Supplied text |
>>>

Interestingly, few other autoimmune encephalitides, including those targeting LGI1 and NMDAR antigens, showed similar FDG-PET/CT abnormalities [26, 27]. Maeder-Ingvar et al. reported a 25-year woman with anti-NDMAR antibody encephalitis who developed limbs rigidity and akinetic mutism. FDG-PET showed diffuse cortical hypo-metabolism and bilateral basal ganglia hyper-metabolism which normalized after the improvement of movements disorders [26]. The pattern noted in our patients is also similar to the metabolic alterations reported by Delorme et al. [28] in four patients with COVID-19-related encephalopathy. However, none of the patients discussed by these Authors developed parkinsonism. Global cortical hypo-metabolism is characteristic of delirium, but Haggstrom et al. [29] reported only one case out of 13 patients (4/13 of which with dementia) with hyper-metabolism within the basal ganglia, and no case of hyper-metabolism within the brainstem and the cerebellum.

Remarkably, there was correspondence between cerebral areas with relatively increased cortical thickness and areas with hyper-metabolism, including the bilateral temporal pole and mesiotemporal region, suggesting their involvement during the inflammatory process. However, additional studies with serial neuroimaging examinations are needed to investigate the evolution between hyper- and hypo-metabolism and their structural correlates in MRI. In this regard, increased volume of gray matter has been reported in a subset of autoimmune limbic encephalitis during the early stages of the disease [30].

An immune-mediated etiology was hypothesized also for encephalitis lethargica: among 20 cases observed in 2004, 55% had a preceding infection (mostly pharyngitis), 69% showed the presence of oligoclonal bands in the CSF, and 95% had autoantibodies reactive against human basal ganglia antigens [31].

An alternative possibility is that SARS-CoV-2 infection causes the hastening of pre-clinical neurodegenerative diseases, as it was suggested for one patient with newly diagnosed Parkinson’s disease and previous history of premotor symptoms (constipation) [10] and one case of Creutzfeldt–Jakob disease occurring in tandem with symptomatic onset of COVID-19 [32]. We cannot exclude that the infection unmasked a pre-clinical parkinsonism especially in Patient 2, where the potential confounding role of previous treatment with neuroleptics should be acknowledged. However, our patients (i) lacked a previous history of prodromal parkinsonian symptoms, (ii) they did not show motor features prior to COVID-19, (iii) parkinsonism started sub-acutely in close temporal association with encephalitis, (iv) it did not improve following discontinuation of neuroleptics, and it did not benefit from levodopa.

<<<

Page segmentation data
>>>

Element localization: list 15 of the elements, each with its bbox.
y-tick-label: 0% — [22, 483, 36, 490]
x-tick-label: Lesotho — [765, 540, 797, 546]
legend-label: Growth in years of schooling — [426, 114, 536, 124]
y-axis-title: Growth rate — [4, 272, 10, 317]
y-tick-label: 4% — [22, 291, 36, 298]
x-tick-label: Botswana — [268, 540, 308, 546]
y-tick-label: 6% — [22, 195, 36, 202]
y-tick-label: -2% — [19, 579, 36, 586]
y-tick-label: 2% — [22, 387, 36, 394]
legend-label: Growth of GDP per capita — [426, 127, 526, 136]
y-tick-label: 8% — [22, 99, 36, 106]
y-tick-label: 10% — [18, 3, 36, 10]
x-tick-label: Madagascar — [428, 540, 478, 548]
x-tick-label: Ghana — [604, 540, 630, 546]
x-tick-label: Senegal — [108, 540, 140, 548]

<<<

Reproduce the passage from the neuroimaging discussion above, starting at "Remarkably, there was" and ending at "the disease [30].".

Output |
Remarkably, there was correspondence between cerebral areas with relatively increased cortical thickness and areas with hyper-metabolism, including the bilateral temporal pole and mesiotemporal region, suggesting their involvement during the inflammatory process. However, additional studies with serial neuroimaging examinations are needed to investigate the evolution between hyper- and hypo-metabolism and their structural correlates in MRI. In this regard, increased volume of gray matter has been reported in a subset of autoimmune limbic encephalitis during the early stages of the disease [30].